Task prompt ::
Look through the entries and report how many lines include the word "text". Give the number alone.

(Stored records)
+++++
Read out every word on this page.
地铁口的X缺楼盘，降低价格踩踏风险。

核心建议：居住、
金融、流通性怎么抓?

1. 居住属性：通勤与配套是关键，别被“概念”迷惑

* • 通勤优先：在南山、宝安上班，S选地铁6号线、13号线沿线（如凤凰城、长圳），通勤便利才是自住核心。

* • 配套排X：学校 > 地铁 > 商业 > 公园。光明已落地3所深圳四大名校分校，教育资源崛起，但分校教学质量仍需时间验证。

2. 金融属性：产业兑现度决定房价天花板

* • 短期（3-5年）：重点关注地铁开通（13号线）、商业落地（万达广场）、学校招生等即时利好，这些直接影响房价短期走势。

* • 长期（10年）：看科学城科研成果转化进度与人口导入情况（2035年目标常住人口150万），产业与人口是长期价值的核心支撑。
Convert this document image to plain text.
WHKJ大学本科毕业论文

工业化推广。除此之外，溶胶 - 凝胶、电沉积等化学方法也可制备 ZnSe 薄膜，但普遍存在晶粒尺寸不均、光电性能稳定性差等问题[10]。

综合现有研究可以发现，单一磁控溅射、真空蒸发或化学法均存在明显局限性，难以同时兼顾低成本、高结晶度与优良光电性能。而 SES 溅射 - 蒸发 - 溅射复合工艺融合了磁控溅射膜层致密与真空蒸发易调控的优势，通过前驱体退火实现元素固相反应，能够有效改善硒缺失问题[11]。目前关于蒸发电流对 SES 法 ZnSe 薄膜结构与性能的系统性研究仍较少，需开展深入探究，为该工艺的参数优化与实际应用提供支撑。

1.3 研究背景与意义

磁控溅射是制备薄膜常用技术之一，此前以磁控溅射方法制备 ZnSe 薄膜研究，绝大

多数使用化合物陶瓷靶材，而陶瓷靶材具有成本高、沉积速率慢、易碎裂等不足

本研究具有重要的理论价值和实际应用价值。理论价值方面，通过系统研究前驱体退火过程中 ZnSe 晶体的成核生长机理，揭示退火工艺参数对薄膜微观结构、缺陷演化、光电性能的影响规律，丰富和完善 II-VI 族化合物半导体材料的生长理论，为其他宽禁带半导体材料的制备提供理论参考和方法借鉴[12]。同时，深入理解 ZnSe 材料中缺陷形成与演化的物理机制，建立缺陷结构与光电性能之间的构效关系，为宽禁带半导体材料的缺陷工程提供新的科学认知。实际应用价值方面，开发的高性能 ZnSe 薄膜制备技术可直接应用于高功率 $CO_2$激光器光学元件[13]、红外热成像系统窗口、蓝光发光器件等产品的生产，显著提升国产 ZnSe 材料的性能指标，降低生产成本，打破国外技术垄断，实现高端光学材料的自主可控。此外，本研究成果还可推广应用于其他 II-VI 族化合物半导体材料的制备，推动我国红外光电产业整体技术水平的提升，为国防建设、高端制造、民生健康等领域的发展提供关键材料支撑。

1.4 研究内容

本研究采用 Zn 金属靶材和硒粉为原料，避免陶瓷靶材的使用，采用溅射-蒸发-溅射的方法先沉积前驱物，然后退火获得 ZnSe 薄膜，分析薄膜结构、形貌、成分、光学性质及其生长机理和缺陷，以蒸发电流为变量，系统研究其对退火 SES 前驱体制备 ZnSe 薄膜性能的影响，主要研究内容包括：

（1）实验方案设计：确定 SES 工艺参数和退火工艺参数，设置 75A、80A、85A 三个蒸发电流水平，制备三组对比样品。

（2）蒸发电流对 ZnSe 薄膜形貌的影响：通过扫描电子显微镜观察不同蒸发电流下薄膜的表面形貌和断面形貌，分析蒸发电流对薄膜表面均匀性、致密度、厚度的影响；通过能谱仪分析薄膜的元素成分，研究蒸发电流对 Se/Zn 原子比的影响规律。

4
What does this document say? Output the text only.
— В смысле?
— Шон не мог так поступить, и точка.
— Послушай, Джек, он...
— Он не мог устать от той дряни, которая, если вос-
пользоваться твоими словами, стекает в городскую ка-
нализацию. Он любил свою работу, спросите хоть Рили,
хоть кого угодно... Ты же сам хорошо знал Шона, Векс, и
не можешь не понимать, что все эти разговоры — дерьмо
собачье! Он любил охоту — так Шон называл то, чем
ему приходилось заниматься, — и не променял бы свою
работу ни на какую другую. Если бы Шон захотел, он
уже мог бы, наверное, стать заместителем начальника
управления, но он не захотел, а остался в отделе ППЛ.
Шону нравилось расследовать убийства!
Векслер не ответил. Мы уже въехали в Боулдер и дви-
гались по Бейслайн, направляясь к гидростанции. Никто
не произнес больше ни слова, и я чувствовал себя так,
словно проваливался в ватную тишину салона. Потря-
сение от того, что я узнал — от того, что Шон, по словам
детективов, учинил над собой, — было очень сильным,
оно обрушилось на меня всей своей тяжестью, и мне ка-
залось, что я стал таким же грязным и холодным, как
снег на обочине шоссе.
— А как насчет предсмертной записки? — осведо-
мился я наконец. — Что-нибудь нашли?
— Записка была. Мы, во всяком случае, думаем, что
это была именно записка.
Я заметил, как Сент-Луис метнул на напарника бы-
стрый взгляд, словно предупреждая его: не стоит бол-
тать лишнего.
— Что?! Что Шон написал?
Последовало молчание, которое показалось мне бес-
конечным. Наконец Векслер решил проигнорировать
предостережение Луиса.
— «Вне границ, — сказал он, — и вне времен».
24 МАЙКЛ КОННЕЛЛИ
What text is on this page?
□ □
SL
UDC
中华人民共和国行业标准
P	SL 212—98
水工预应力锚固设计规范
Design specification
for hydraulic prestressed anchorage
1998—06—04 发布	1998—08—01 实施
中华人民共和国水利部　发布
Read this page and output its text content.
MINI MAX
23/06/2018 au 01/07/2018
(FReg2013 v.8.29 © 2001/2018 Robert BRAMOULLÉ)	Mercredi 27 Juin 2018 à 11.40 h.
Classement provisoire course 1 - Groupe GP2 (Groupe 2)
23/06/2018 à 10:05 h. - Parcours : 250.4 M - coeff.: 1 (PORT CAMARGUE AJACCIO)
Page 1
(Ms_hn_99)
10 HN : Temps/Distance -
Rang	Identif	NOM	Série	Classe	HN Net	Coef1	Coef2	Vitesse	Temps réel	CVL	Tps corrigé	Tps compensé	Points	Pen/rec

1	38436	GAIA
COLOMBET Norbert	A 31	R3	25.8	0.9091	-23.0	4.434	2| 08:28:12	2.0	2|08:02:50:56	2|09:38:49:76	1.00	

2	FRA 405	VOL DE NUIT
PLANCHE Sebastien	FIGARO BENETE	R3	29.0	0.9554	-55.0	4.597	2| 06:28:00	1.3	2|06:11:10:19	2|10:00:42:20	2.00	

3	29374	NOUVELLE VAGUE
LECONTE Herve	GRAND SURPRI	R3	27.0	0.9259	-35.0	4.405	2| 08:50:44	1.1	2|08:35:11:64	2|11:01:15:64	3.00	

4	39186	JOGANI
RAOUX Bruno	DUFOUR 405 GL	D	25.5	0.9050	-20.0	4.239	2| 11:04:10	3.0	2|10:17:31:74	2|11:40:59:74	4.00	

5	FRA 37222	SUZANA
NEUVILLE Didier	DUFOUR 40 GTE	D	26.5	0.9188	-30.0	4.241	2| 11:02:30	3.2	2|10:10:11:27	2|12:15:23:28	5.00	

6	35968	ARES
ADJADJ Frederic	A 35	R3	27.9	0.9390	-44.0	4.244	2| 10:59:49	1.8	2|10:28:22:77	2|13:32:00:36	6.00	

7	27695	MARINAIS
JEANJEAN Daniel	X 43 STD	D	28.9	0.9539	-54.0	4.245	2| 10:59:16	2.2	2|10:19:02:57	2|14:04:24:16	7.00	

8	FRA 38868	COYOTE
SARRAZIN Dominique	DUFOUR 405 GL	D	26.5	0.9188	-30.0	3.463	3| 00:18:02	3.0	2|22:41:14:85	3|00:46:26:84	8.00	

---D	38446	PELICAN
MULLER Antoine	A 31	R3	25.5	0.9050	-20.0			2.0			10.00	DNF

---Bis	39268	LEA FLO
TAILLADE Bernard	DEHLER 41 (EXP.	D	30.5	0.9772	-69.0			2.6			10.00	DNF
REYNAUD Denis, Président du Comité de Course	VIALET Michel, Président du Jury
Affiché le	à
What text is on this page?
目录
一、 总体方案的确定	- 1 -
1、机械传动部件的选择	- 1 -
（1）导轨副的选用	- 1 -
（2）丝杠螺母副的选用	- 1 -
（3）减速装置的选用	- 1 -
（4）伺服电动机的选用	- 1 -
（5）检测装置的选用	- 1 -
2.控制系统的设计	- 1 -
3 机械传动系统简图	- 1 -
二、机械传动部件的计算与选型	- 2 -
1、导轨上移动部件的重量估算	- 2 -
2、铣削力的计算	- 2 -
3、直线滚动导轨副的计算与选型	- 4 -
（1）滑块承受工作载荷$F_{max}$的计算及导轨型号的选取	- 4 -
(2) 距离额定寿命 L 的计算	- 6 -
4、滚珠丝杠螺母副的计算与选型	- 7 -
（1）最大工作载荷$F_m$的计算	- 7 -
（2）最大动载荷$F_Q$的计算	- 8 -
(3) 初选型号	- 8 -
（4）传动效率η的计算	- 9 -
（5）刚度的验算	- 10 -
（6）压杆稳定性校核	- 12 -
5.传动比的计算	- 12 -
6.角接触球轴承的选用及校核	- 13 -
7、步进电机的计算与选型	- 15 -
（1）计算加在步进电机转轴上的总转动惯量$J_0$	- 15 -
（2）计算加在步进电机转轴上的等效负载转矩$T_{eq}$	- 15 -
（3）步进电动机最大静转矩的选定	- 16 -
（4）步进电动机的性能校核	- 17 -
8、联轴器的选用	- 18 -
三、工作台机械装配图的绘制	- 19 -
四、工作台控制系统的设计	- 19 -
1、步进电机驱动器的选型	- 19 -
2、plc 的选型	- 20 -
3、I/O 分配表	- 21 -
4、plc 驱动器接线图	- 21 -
+++++
Exercise output ::
5